-- START OF Data entries --
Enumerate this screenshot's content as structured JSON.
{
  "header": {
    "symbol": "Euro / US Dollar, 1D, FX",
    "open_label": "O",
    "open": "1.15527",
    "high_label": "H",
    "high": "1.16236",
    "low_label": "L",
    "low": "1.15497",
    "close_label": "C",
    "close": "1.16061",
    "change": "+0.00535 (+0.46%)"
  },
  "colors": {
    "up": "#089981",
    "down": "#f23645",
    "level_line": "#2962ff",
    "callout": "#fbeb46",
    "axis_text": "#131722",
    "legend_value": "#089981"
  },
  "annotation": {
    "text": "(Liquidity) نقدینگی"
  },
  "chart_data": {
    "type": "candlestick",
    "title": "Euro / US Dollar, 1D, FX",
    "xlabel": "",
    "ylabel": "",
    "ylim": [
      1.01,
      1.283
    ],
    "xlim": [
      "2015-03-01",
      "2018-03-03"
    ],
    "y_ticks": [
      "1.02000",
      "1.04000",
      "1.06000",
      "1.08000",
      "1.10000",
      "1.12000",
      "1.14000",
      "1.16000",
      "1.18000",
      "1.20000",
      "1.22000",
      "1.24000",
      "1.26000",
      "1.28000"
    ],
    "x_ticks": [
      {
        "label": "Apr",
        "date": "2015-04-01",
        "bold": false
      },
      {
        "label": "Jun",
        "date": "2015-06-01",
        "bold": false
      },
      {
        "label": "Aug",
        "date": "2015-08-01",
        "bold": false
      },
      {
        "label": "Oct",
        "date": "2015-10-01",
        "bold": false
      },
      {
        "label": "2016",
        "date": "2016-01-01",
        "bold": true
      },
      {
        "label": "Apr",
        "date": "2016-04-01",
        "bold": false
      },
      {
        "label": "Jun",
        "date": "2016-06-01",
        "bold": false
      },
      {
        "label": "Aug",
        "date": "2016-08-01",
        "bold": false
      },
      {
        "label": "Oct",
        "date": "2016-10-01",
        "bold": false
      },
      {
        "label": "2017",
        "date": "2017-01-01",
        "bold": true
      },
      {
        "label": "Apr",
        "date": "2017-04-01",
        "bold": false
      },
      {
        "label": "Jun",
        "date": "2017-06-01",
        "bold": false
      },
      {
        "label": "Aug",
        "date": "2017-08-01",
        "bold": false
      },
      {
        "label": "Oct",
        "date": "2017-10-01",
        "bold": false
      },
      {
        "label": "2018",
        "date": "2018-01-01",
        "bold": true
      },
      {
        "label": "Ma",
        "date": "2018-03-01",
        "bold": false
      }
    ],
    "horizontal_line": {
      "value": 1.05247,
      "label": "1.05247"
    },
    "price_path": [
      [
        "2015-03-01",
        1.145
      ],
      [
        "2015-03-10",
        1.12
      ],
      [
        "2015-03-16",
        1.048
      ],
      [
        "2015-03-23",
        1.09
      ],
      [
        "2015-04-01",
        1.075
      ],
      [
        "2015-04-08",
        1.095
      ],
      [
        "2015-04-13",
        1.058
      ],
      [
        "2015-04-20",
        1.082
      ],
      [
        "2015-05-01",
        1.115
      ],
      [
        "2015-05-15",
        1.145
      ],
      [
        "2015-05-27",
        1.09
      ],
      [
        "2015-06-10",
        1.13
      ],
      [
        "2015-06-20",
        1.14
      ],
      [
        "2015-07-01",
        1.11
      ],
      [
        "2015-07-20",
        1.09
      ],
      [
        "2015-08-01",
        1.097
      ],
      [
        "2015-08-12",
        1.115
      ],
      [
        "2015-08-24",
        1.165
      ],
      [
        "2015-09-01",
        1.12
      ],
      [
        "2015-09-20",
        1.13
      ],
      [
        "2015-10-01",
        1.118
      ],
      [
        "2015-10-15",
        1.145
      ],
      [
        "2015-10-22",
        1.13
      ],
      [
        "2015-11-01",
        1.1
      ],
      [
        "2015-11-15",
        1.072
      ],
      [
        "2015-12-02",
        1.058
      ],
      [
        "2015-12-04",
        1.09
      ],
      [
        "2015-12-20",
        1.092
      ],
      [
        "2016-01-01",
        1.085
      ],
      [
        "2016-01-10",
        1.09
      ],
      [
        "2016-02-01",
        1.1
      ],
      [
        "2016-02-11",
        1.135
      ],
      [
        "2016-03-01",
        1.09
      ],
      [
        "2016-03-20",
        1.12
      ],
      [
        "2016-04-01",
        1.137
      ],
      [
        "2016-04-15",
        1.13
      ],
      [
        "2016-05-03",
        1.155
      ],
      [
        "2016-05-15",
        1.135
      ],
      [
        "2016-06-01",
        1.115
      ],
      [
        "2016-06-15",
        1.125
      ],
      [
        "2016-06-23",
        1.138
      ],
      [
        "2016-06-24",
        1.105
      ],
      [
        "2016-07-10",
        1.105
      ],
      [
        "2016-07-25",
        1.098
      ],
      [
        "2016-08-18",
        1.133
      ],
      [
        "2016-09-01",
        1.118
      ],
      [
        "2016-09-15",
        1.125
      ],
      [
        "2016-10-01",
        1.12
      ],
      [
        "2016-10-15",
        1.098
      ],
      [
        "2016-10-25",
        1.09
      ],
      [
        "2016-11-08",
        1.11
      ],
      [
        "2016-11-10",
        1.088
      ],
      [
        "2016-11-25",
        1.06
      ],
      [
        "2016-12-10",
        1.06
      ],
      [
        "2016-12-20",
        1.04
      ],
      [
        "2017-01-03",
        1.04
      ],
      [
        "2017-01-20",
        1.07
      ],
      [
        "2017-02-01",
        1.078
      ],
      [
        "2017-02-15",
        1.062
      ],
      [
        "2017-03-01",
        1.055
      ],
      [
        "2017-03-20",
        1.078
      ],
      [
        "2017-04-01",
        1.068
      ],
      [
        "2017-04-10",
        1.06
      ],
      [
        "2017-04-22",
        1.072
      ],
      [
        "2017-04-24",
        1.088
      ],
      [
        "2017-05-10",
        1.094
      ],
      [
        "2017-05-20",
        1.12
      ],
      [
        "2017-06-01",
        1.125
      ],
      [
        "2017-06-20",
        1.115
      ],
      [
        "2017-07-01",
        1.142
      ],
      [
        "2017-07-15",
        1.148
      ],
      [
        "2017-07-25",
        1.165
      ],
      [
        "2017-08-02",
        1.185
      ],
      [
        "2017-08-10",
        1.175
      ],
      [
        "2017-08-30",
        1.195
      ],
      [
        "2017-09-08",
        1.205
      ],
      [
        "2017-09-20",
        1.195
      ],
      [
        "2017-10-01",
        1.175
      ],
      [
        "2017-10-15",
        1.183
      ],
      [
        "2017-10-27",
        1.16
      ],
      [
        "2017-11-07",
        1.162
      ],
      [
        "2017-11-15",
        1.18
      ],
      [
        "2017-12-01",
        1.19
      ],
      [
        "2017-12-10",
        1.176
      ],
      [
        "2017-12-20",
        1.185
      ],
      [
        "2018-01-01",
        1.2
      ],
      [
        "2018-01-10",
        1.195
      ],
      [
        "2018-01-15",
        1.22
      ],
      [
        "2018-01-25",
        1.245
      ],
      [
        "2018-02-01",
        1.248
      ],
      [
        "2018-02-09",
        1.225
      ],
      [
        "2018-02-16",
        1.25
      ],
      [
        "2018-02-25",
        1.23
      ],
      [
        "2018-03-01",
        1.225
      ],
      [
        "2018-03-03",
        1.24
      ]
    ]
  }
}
-- END OF Data entries --
== The task ==
From the listing above, extract all records word for word.

== Correct output ==
Enumerate this screenshot's content as structured JSON.
{
  "header": {
    "symbol": "Euro / US Dollar, 1D, FX",
    "open_label": "O",
    "open": "1.15527",
    "high_label": "H",
    "high": "1.16236",
    "low_label": "L",
    "low": "1.15497",
    "close_label": "C",
    "close": "1.16061",
    "change": "+0.00535 (+0.46%)"
  },
  "colors": {
    "up": "#089981",
    "down": "#f23645",
    "level_line": "#2962ff",
    "callout": "#fbeb46",
    "axis_text": "#131722",
    "legend_value": "#089981"
  },
  "annotation": {
    "text": "(Liquidity) نقدینگی"
  },
  "chart_data": {
    "type": "candlestick",
    "title": "Euro / US Dollar, 1D, FX",
    "xlabel": "",
    "ylabel": "",
    "ylim": [
      1.01,
      1.283
    ],
    "xlim": [
      "2015-03-01",
      "2018-03-03"
    ],
    "y_ticks": [
      "1.02000",
      "1.04000",
      "1.06000",
      "1.08000",
      "1.10000",
      "1.12000",
      "1.14000",
      "1.16000",
      "1.18000",
      "1.20000",
      "1.22000",
      "1.24000",
      "1.26000",
      "1.28000"
    ],
    "x_ticks": [
      {
        "label": "Apr",
        "date": "2015-04-01",
        "bold": false
      },
      {
        "label": "Jun",
        "date": "2015-06-01",
        "bold": false
      },
      {
        "label": "Aug",
        "date": "2015-08-01",
        "bold": false
      },
      {
        "label": "Oct",
        "date": "2015-10-01",
        "bold": false
      },
      {
        "label": "2016",
        "date": "2016-01-01",
        "bold": true
      },
      {
        "label": "Apr",
        "date": "2016-04-01",
        "bold": false
      },
      {
        "label": "Jun",
        "date": "2016-06-01",
        "bold": false
      },
      {
        "label": "Aug",
        "date": "2016-08-01",
        "bold": false
      },
      {
        "label": "Oct",
        "date": "2016-10-01",
        "bold": false
      },
      {
        "label": "2017",
        "date": "2017-01-01",
        "bold": true
      },
      {
        "label": "Apr",
        "date": "2017-04-01",
        "bold": false
      },
      {
        "label": "Jun",
        "date": "2017-06-01",
        "bold": false
      },
      {
        "label": "Aug",
        "date": "2017-08-01",
        "bold": false
      },
      {
        "label": "Oct",
        "date": "2017-10-01",
        "bold": false
      },
      {
        "label": "2018",
        "date": "2018-01-01",
        "bold": true
      },
      {
        "label": "Ma",
        "date": "2018-03-01",
        "bold": false
      }
    ],
    "horizontal_line": {
      "value": 1.05247,
      "label": "1.05247"
    },
    "price_path": [
      [
        "2015-03-01",
        1.145
      ],
      [
        "2015-03-10",
        1.12
      ],
      [
        "2015-03-16",
        1.048
      ],
      [
        "2015-03-23",
        1.09
      ],
      [
        "2015-04-01",
        1.075
      ],
      [
        "2015-04-08",
        1.095
      ],
      [
        "2015-04-13",
        1.058
      ],
      [
        "2015-04-20",
        1.082
      ],
      [
        "2015-05-01",
        1.115
      ],
      [
        "2015-05-15",
        1.145
      ],
      [
        "2015-05-27",
        1.09
      ],
      [
        "2015-06-10",
        1.13
      ],
      [
        "2015-06-20",
        1.14
      ],
      [
        "2015-07-01",
        1.11
      ],
      [
        "2015-07-20",
        1.09
      ],
      [
        "2015-08-01",
        1.097
      ],
      [
        "2015-08-12",
        1.115
      ],
      [
        "2015-08-24",
        1.165
      ],
      [
        "2015-09-01",
        1.12
      ],
      [
        "2015-09-20",
        1.13
      ],
      [
        "2015-10-01",
        1.118
      ],
      [
        "2015-10-15",
        1.145
      ],
      [
        "2015-10-22",
        1.13
      ],
      [
        "2015-11-01",
        1.1
      ],
      [
        "2015-11-15",
        1.072
      ],
      [
        "2015-12-02",
        1.058
      ],
      [
        "2015-12-04",
        1.09
      ],
      [
        "2015-12-20",
        1.092
      ],
      [
        "2016-01-01",
        1.085
      ],
      [
        "2016-01-10",
        1.09
      ],
      [
        "2016-02-01",
        1.1
      ],
      [
        "2016-02-11",
        1.135
      ],
      [
        "2016-03-01",
        1.09
      ],
      [
        "2016-03-20",
        1.12
      ],
      [
        "2016-04-01",
        1.137
      ],
      [
        "2016-04-15",
        1.13
      ],
      [
        "2016-05-03",
        1.155
      ],
      [
        "2016-05-15",
        1.135
      ],
      [
        "2016-06-01",
        1.115
      ],
      [
        "2016-06-15",
        1.125
      ],
      [
        "2016-06-23",
        1.138
      ],
      [
        "2016-06-24",
        1.105
      ],
      [
        "2016-07-10",
        1.105
      ],
      [
        "2016-07-25",
        1.098
      ],
      [
        "2016-08-18",
        1.133
      ],
      [
        "2016-09-01",
        1.118
      ],
      [
        "2016-09-15",
        1.125
      ],
      [
        "2016-10-01",
        1.12
      ],
      [
        "2016-10-15",
        1.098
      ],
      [
        "2016-10-25",
        1.09
      ],
      [
        "2016-11-08",
        1.11
      ],
      [
        "2016-11-10",
        1.088
      ],
      [
        "2016-11-25",
        1.06
      ],
      [
        "2016-12-10",
        1.06
      ],
      [
        "2016-12-20",
        1.04
      ],
      [
        "2017-01-03",
        1.04
      ],
      [
        "2017-01-20",
        1.07
      ],
      [
        "2017-02-01",
        1.078
      ],
      [
        "2017-02-15",
        1.062
      ],
      [
        "2017-03-01",
        1.055
      ],
      [
        "2017-03-20",
        1.078
      ],
      [
        "2017-04-01",
        1.068
      ],
      [
        "2017-04-10",
        1.06
      ],
      [
        "2017-04-22",
        1.072
      ],
      [
        "2017-04-24",
        1.088
      ],
      [
        "2017-05-10",
        1.094
      ],
      [
        "2017-05-20",
        1.12
      ],
      [
        "2017-06-01",
        1.125
      ],
      [
        "2017-06-20",
        1.115
      ],
      [
        "2017-07-01",
        1.142
      ],
      [
        "2017-07-15",
        1.148
      ],
      [
        "2017-07-25",
        1.165
      ],
      [
        "2017-08-02",
        1.185
      ],
      [
        "2017-08-10",
        1.175
      ],
      [
        "2017-08-30",
        1.195
      ],
      [
        "2017-09-08",
        1.205
      ],
      [
        "2017-09-20",
        1.195
      ],
      [
        "2017-10-01",
        1.175
      ],
      [
        "2017-10-15",
        1.183
      ],
      [
        "2017-10-27",
        1.16
      ],
      [
        "2017-11-07",
        1.162
      ],
      [
        "2017-11-15",
        1.18
      ],
      [
        "2017-12-01",
        1.19
      ],
      [
        "2017-12-10",
        1.176
      ],
      [
        "2017-12-20",
        1.185
      ],
      [
        "2018-01-01",
        1.2
      ],
      [
        "2018-01-10",
        1.195
      ],
      [
        "2018-01-15",
        1.22
      ],
      [
        "2018-01-25",
        1.245
      ],
      [
        "2018-02-01",
        1.248
      ],
      [
        "2018-02-09",
        1.225
      ],
      [
        "2018-02-16",
        1.25
      ],
      [
        "2018-02-25",
        1.23
      ],
      [
        "2018-03-01",
        1.225
      ],
      [
        "2018-03-03",
        1.24
      ]
    ]
  }
}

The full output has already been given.